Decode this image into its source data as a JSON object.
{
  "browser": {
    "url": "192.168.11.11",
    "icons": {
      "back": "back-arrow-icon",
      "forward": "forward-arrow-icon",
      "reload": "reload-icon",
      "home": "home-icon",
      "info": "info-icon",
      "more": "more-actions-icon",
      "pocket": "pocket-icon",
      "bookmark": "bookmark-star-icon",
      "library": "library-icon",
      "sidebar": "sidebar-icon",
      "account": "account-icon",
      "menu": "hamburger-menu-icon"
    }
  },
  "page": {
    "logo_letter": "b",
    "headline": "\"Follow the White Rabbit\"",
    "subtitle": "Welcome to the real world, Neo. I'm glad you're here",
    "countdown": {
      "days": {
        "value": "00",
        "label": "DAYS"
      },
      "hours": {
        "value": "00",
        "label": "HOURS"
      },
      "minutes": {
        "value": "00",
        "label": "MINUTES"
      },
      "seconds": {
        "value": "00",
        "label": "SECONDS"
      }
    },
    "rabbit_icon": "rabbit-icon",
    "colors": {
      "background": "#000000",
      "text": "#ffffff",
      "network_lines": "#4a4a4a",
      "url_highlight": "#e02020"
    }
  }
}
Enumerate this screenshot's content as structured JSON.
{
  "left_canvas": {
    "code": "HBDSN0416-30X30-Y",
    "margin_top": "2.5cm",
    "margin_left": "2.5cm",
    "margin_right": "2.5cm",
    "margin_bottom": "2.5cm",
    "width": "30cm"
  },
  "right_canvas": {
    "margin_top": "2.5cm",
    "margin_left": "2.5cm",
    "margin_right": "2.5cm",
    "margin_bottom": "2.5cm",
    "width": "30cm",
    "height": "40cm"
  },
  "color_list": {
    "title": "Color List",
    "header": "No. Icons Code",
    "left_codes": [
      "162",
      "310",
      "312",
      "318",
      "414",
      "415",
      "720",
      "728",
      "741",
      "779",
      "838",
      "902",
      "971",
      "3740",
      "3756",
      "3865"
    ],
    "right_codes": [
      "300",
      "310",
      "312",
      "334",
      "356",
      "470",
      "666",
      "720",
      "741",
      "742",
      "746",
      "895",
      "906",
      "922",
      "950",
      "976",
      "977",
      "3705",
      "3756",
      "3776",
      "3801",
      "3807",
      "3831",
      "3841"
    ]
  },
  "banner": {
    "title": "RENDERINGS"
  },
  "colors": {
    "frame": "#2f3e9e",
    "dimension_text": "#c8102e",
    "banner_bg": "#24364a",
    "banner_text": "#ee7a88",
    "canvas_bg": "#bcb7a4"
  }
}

-------

PROMPT: Find every line that has "JSON" in it, then return those lines.

WRITTEN ANSWER:
Decode this image into its source data as a JSON object.
Enumerate this screenshot's content as structured JSON.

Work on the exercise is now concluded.